__Exercise input__

◇ ◇ ◇ ◇ ◇

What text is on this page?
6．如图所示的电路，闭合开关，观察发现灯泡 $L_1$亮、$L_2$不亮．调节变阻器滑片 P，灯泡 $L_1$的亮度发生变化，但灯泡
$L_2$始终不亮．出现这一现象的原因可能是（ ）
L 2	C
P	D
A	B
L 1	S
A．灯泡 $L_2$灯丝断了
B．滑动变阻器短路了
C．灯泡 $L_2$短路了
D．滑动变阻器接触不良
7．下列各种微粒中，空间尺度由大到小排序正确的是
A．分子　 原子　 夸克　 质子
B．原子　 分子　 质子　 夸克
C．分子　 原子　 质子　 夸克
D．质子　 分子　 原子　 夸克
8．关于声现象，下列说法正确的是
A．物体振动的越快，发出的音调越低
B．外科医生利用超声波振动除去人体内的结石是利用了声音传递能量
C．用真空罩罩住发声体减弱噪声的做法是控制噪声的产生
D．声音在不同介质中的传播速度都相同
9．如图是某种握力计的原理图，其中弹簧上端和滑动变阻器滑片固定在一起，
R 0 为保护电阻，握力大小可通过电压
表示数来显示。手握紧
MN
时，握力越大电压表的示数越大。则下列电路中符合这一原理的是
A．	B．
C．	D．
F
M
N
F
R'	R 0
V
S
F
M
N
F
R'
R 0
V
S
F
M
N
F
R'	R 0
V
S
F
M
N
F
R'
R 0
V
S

◇ ◇ ◇ ◇ ◇

__Request__
Repeat the whole listing exactly, keeping every line intact.

__Solution for this problem__
What text is on this page?
6．如图所示的电路，闭合开关，观察发现灯泡 $L_1$亮、$L_2$不亮．调节变阻器滑片 P，灯泡 $L_1$的亮度发生变化，但灯泡
$L_2$始终不亮．出现这一现象的原因可能是（ ）
L 2	C
P	D
A	B
L 1	S
A．灯泡 $L_2$灯丝断了
B．滑动变阻器短路了
C．灯泡 $L_2$短路了
D．滑动变阻器接触不良
7．下列各种微粒中，空间尺度由大到小排序正确的是
A．分子　 原子　 夸克　 质子
B．原子　 分子　 质子　 夸克
C．分子　 原子　 质子　 夸克
D．质子　 分子　 原子　 夸克
8．关于声现象，下列说法正确的是
A．物体振动的越快，发出的音调越低
B．外科医生利用超声波振动除去人体内的结石是利用了声音传递能量
C．用真空罩罩住发声体减弱噪声的做法是控制噪声的产生
D．声音在不同介质中的传播速度都相同
9．如图是某种握力计的原理图，其中弹簧上端和滑动变阻器滑片固定在一起，
R 0 为保护电阻，握力大小可通过电压
表示数来显示。手握紧
MN
时，握力越大电压表的示数越大。则下列电路中符合这一原理的是
A．	B．
C．	D．
F
M
N
F
R'	R 0
V
S
F
M
N
F
R'
R 0
V
S
F
M
N
F
R'	R 0
V
S
F
M
N
F
R'
R 0
V
S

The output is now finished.